-- begin Page --
For a long time on Capitol Hill, no one was interested in lobbying reform. Now everybody wants to get in on the act.

Ari Berman

January 13, 2006

As recently as a few weeks ago, almost no one in Washington showed much interest in lobbying reform. When Representative Marty Meehan of Massachusetts introduced a comprehensive reform bill in May 2005, not one Republican signed on, pushed for hearings or requested a floor vote. After Senator Russ Feingold unveiled similar legislation last July, he couldn’t find a co-sponsor on either side of the aisle. Now suddenly, in the wake of Jack Abramoff’s guilty plea, everyone is a self-styled reformer.

House Speaker Dennis Hastert canceled an overseas trip on January 8 and rushed back to Washington, proclaiming lobbying reform his highest legislative priority, to be enacted “as soon as possible.” Senate majority leader Bill Frist announced he’d been working on a reform bill since November. John McCain and Chris Shays, two pioneers of campaign finance reform, also have a highly touted new reform proposal, along with Representative Mike Rogers of Michigan, a former FBI agent who’s running for majority whip. (Here’s a comparison of three different bills.) Opinion polls indicate the cause for concern: 81 percent of respondents to a recent Pew Research poll believe lobbyists routinely bribe lawmakers in Congress.

“It’s a huge sea change,” says Craig Holman, a lobbying expert for Public Citizen. “For two years I’ve been working on a lobbying reform bill and very few people would call me, let alone let me in the door.” Today, Holman deadpans, “nearly every member of Congress and their grandmother wants to sponsor or co-sponsor legislative reform.”

But a closer look suggests that the current push for reform isn’t all it’s cut out to be. The race for a new House majority leader, for example, pits two lawmakers, Roy Blunt and John Boehner, against each other. Both men boast “extensive ties to the same K Street lobbying world that stained [Tom] DeLay’s reputation and spawned the Abramoff corruption scandal,” the Washington Post recently reported.

For the Senate’s lobbying bill, Frist tapped Rick Santorum, a leader of the infamous “K Street Project”–the effort to push Republicans into top lobbying positions, effectively transforming the profession into the fourth branch of government. Santorum, according to Paul Miller, president of the American League of Lobbyists, was “probably chosen because he’s in a tight re-election race. If they were looking for somebody credible, they needed to pick somebody else.”
-- end Page --
-- begin Provided data --
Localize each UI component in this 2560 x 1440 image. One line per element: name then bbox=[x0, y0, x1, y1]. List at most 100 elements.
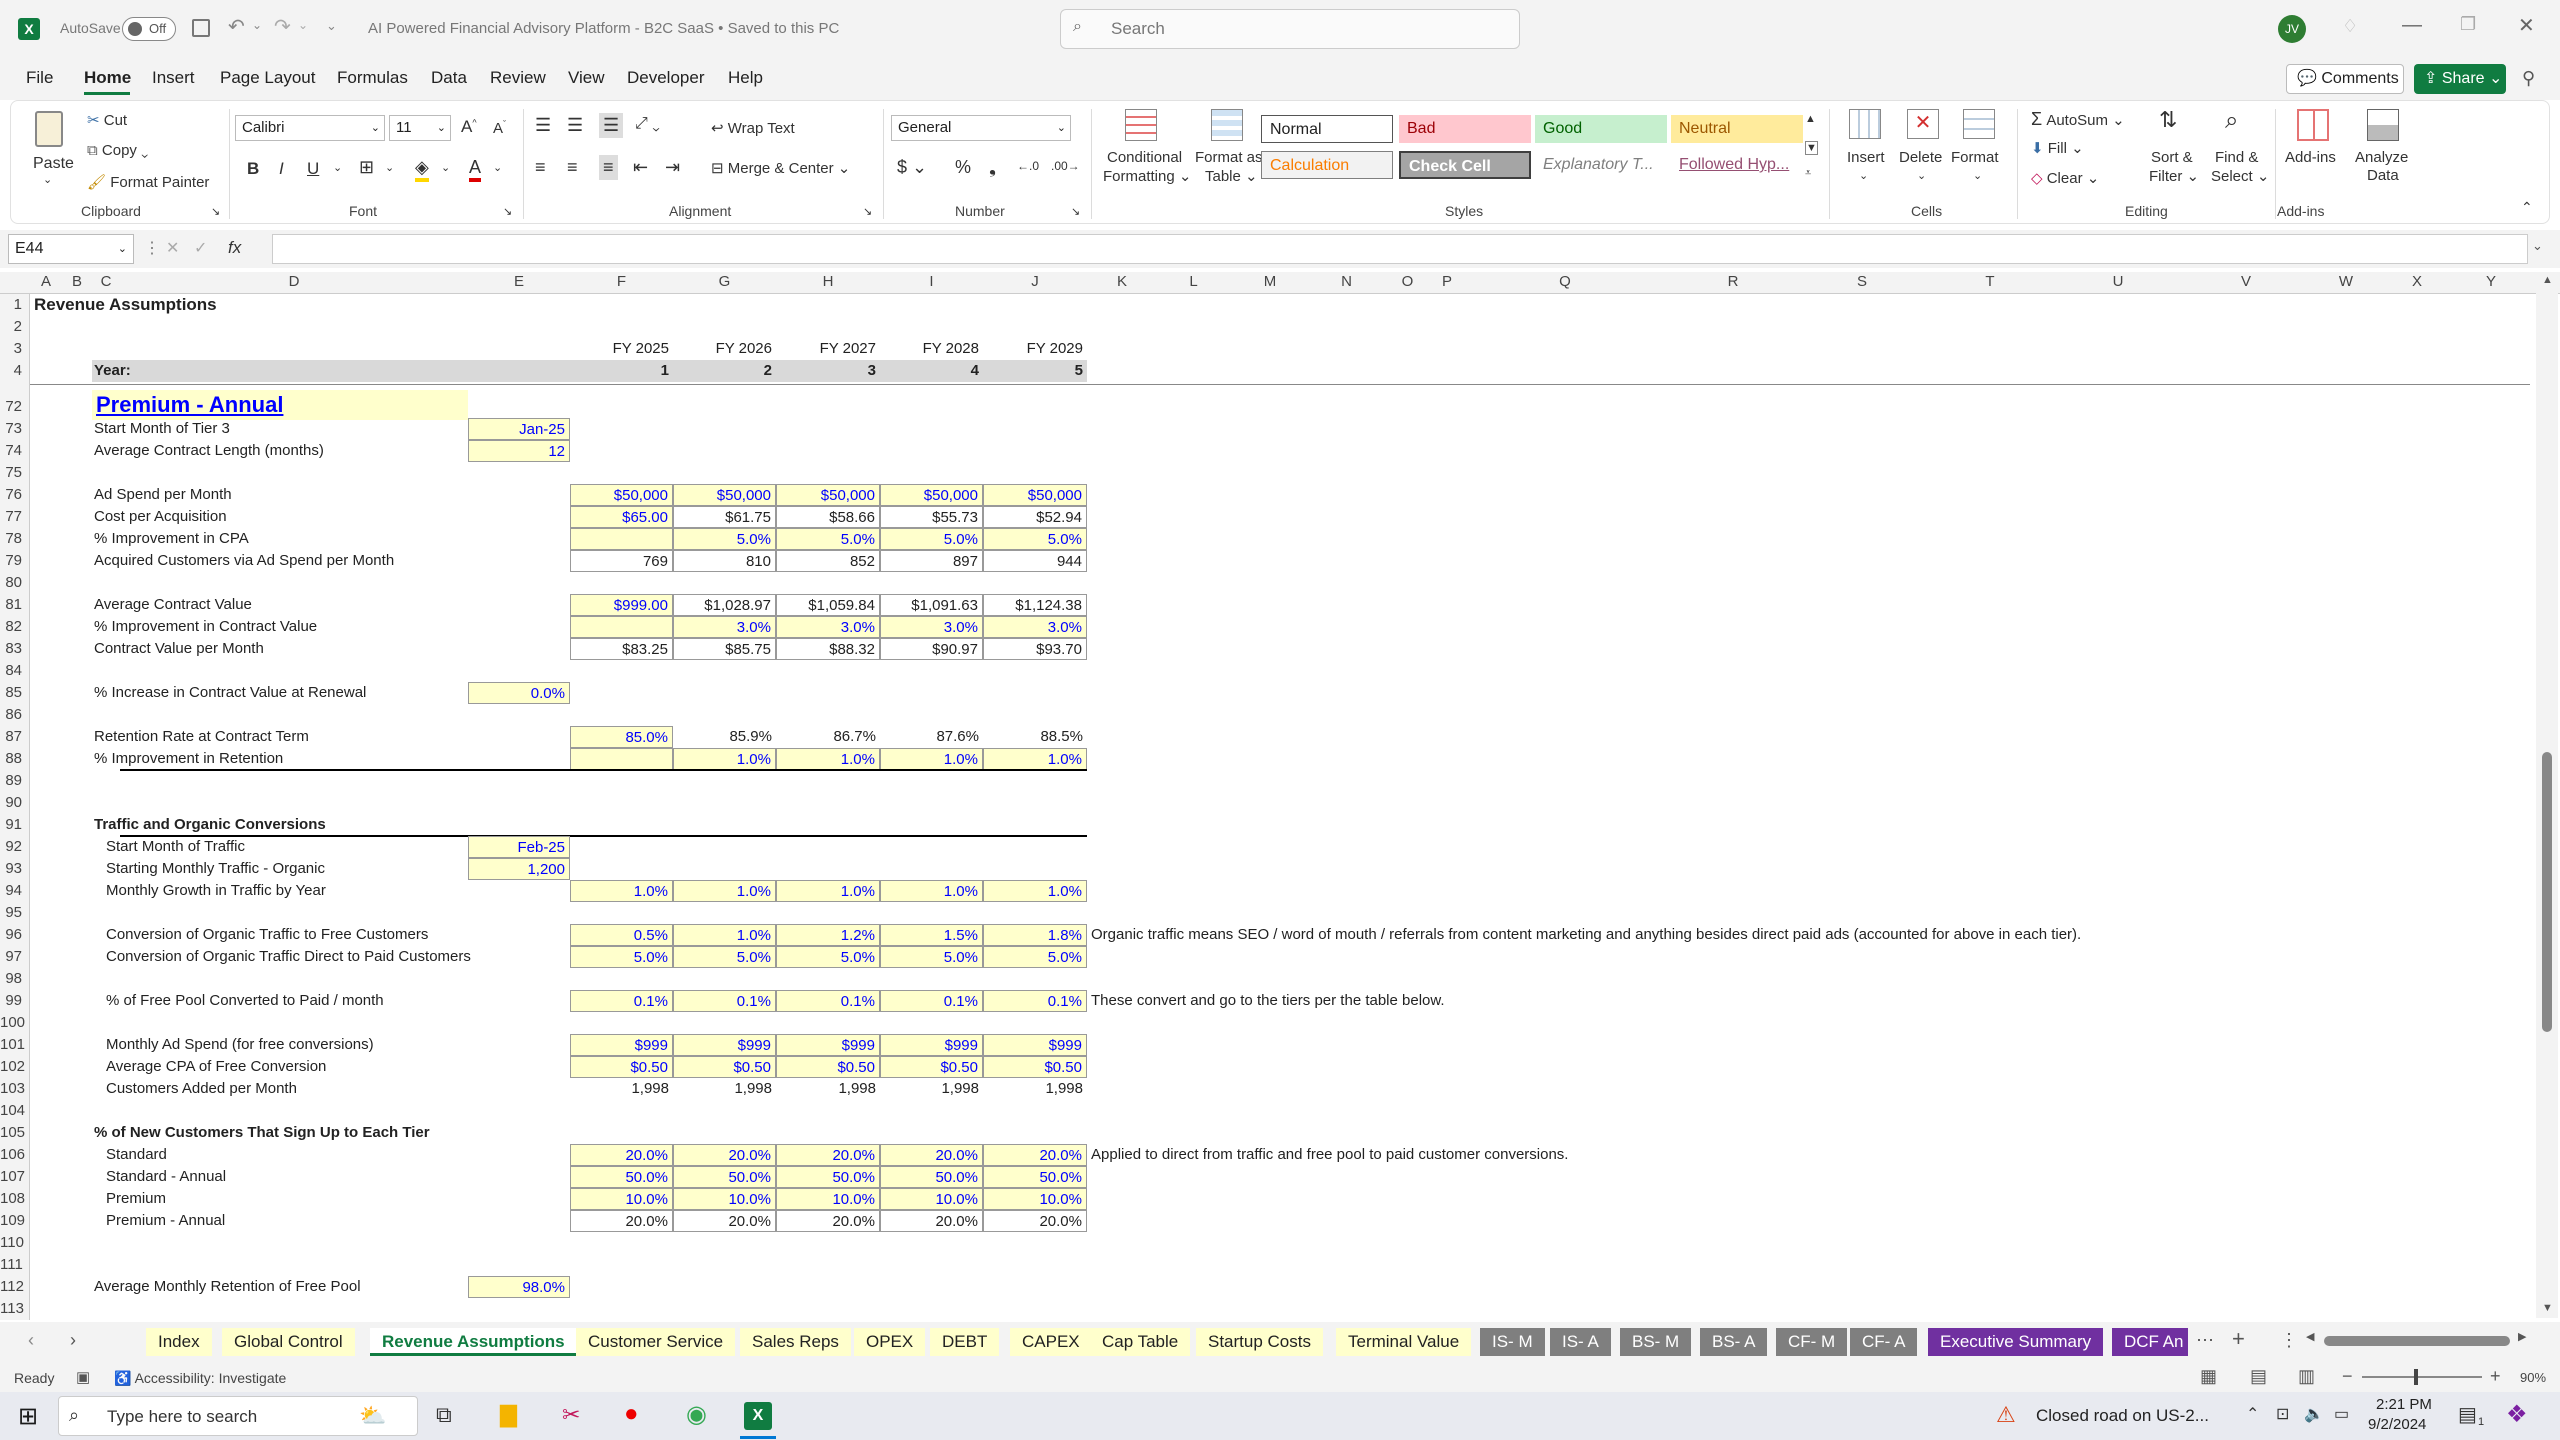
column-header-r[interactable]: R bbox=[1668, 272, 1798, 292]
font-color-dropdown-icon[interactable]: ⌄ bbox=[493, 161, 502, 174]
chrome-icon[interactable]: ◉ bbox=[686, 1400, 707, 1429]
input-cell[interactable]: 5.0% bbox=[880, 528, 983, 550]
file-explorer-icon[interactable]: ▇ bbox=[500, 1402, 517, 1428]
orientation-icon[interactable]: ⤢ ⌄ bbox=[635, 115, 660, 133]
value-cell[interactable]: 88.5% bbox=[983, 726, 1087, 748]
column-header-y[interactable]: Y bbox=[2452, 272, 2530, 292]
row-label[interactable]: Premium bbox=[104, 1188, 166, 1210]
row-header[interactable]: 82 bbox=[0, 616, 26, 638]
expand-formula-icon[interactable]: ⌄ bbox=[2532, 238, 2543, 254]
input-cell[interactable]: $999 bbox=[776, 1034, 880, 1056]
borders-dropdown-icon[interactable]: ⌄ bbox=[385, 161, 394, 174]
autosum-button[interactable]: Σ AutoSum ⌄ bbox=[2031, 109, 2125, 130]
input-cell[interactable]: 10.0% bbox=[776, 1188, 880, 1210]
row-header[interactable]: 110 bbox=[0, 1232, 26, 1254]
value-cell[interactable]: 20.0% bbox=[983, 1210, 1087, 1232]
excel-taskbar-icon[interactable]: X bbox=[744, 1402, 772, 1430]
tab-revenue-assumptions[interactable]: Revenue Assumptions bbox=[370, 1328, 577, 1356]
tray-chevron-icon[interactable]: ⌃ bbox=[2246, 1404, 2259, 1424]
value-cell[interactable]: 1,998 bbox=[673, 1078, 776, 1100]
column-header-m[interactable]: M bbox=[1230, 272, 1310, 292]
find-select-button[interactable]: ⌕ Find & Select ⌄ bbox=[2209, 107, 2271, 197]
clock-time[interactable]: 2:21 PM bbox=[2376, 1396, 2432, 1413]
insert-function-icon[interactable]: fx bbox=[228, 238, 241, 258]
menu-home[interactable]: Home bbox=[84, 68, 131, 88]
clear-button[interactable]: ◇ Clear ⌄ bbox=[2031, 169, 2099, 187]
value-cell[interactable]: $61.75 bbox=[673, 506, 776, 528]
cancel-icon[interactable]: ✕ bbox=[166, 238, 179, 258]
styles-more-icon[interactable]: ⩡ bbox=[1805, 167, 1811, 180]
taskbar-search[interactable]: ⌕ Type here to search ⛅ bbox=[58, 1396, 418, 1436]
input-cell[interactable]: 3.0% bbox=[776, 616, 880, 638]
row-header[interactable]: 102 bbox=[0, 1056, 26, 1078]
input-cell[interactable]: 1.0% bbox=[880, 748, 983, 770]
tab-bs-a[interactable]: BS- A bbox=[1700, 1328, 1768, 1356]
value-cell[interactable]: 897 bbox=[880, 550, 983, 572]
input-cell[interactable]: 5.0% bbox=[880, 946, 983, 968]
more-tabs-icon[interactable]: ⋯ bbox=[2196, 1330, 2214, 1351]
style-calculation[interactable]: Calculation bbox=[1261, 151, 1393, 179]
menu-data[interactable]: Data bbox=[431, 68, 467, 88]
value-cell[interactable]: $65.00 bbox=[570, 506, 673, 528]
subsection-title[interactable]: % of New Customers That Sign Up to Each … bbox=[92, 1122, 430, 1144]
value-cell[interactable]: 852 bbox=[776, 550, 880, 572]
font-size-select[interactable]: 11 ⌄ bbox=[389, 115, 451, 141]
input-cell[interactable]: 0.1% bbox=[983, 990, 1087, 1012]
row-header[interactable]: 108 bbox=[0, 1188, 26, 1210]
lightbulb-icon[interactable]: ♢ bbox=[2342, 16, 2358, 37]
input-cell[interactable]: 1.0% bbox=[983, 880, 1087, 902]
row-header[interactable]: 111 bbox=[0, 1254, 26, 1276]
conditional-formatting-button[interactable]: Conditional Formatting ⌄ bbox=[1101, 107, 1191, 195]
vertical-scrollbar[interactable]: ▲ ▼ bbox=[2536, 272, 2558, 1318]
column-header-t[interactable]: T bbox=[1926, 272, 2054, 292]
row-header[interactable]: 107 bbox=[0, 1166, 26, 1188]
value-cell[interactable]: $1,059.84 bbox=[776, 594, 880, 616]
input-cell[interactable]: 20.0% bbox=[673, 1144, 776, 1166]
row-header[interactable]: 84 bbox=[0, 660, 26, 682]
row-header[interactable]: 72 bbox=[0, 396, 26, 418]
row-label[interactable]: Retention Rate at Contract Term bbox=[92, 726, 309, 748]
year-number[interactable]: 3 bbox=[776, 360, 880, 382]
delete-cells-button[interactable]: ✕ Delete ⌄ bbox=[1895, 107, 1949, 197]
value-cell[interactable]: $1,091.63 bbox=[880, 594, 983, 616]
year-header[interactable]: FY 2029 bbox=[983, 338, 1087, 360]
row-label[interactable]: Standard bbox=[104, 1144, 167, 1166]
tab-customer-service[interactable]: Customer Service bbox=[576, 1328, 736, 1356]
value-cell[interactable]: 20.0% bbox=[880, 1210, 983, 1232]
scroll-down-icon[interactable]: ▼ bbox=[2542, 1302, 2553, 1314]
input-cell[interactable]: 1,200 bbox=[468, 858, 570, 880]
column-header-v[interactable]: V bbox=[2182, 272, 2310, 292]
tab-cf-a[interactable]: CF- A bbox=[1850, 1328, 1918, 1356]
row-header[interactable]: 2 bbox=[0, 316, 26, 338]
opera-icon[interactable]: ● bbox=[624, 1400, 639, 1428]
tab-sales-reps[interactable]: Sales Reps bbox=[740, 1328, 851, 1356]
input-cell[interactable]: 50.0% bbox=[880, 1166, 983, 1188]
collapse-ribbon-icon[interactable]: ⌃ bbox=[2521, 199, 2533, 216]
input-cell[interactable]: 0.0% bbox=[468, 682, 570, 704]
input-cell[interactable]: 1.0% bbox=[570, 880, 673, 902]
style-followed-hyperlink[interactable]: Followed Hyp... bbox=[1671, 151, 1803, 179]
tab-is-m[interactable]: IS- M bbox=[1480, 1328, 1545, 1356]
font-name-select[interactable]: Calibri ⌄ bbox=[235, 115, 385, 141]
input-cell[interactable]: 5.0% bbox=[776, 946, 880, 968]
row-label[interactable]: Acquired Customers via Ad Spend per Mont… bbox=[92, 550, 394, 572]
page-break-view-icon[interactable]: ▥ bbox=[2298, 1366, 2315, 1387]
undo-dropdown-icon[interactable]: ⌄ bbox=[252, 18, 262, 32]
input-cell[interactable]: 1.0% bbox=[673, 924, 776, 946]
input-cell[interactable]: $50,000 bbox=[673, 484, 776, 506]
row-header[interactable]: 96 bbox=[0, 924, 26, 946]
row-header[interactable]: 93 bbox=[0, 858, 26, 880]
autosave-toggle[interactable]: Off bbox=[122, 17, 176, 41]
accounting-format-icon[interactable]: $ ⌄ bbox=[897, 157, 927, 178]
row-header[interactable]: 1 bbox=[0, 294, 26, 316]
input-cell[interactable]: 0.5% bbox=[570, 924, 673, 946]
row-header[interactable]: 89 bbox=[0, 770, 26, 792]
value-cell[interactable]: $1,028.97 bbox=[673, 594, 776, 616]
row-header[interactable]: 90 bbox=[0, 792, 26, 814]
column-header-f[interactable]: F bbox=[570, 272, 673, 292]
input-cell[interactable]: 5.0% bbox=[983, 946, 1087, 968]
input-cell[interactable]: 12 bbox=[468, 440, 570, 462]
hscroll-right-icon[interactable]: ▶ bbox=[2518, 1330, 2526, 1343]
menu-developer[interactable]: Developer bbox=[627, 68, 705, 88]
row-label[interactable]: Standard - Annual bbox=[104, 1166, 226, 1188]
-- end Provided data --
Exercise set |
#1 In the lobbying reform article, copy the stretch from "House Speaker Dennis" through "lawmakers in Congress." word for word.
#2 According to the lobbying reform article, what share of respondents to a recent Pew Research poll believe lobbyists routinely bribe lawmakers in Congress?
#3 Shorten the paragraph of the lobbying reform article that begins "As recently as a few weeks ago" and keep its main facts.
The lines aren't needed for any of this.

Exercise solutions |
#1
House Speaker Dennis Hastert canceled an overseas trip on January 8 and rushed back to Washington, proclaiming lobbying reform his highest legislative priority, to be enacted “as soon as possible.” Senate majority leader Bill Frist announced he’d been working on a reform bill since November. John McCain and Chris Shays, two pioneers of campaign finance reform, also have a highly touted new reform proposal, along with Representative Mike Rogers of Michigan, a former FBI agent who’s running for majority whip. (Here’s a comparison of three different bills.) Opinion polls indicate the cause for concern: 81 percent of respondents to a recent Pew Research poll believe lobbyists routinely bribe lawmakers in Congress.

#2 81 percent.

#3 Until a few weeks earlier, hardly anyone in Washington cared about lobbying reform. When Representative Marty Meehan introduced a comprehensive reform bill in May 2005, no Republican backed it. When Senator Russ Feingold unveiled similar legislation last July, he found no co-sponsor in either party. Since Jack Abramoff's guilty plea, everyone calls themselves a reformer.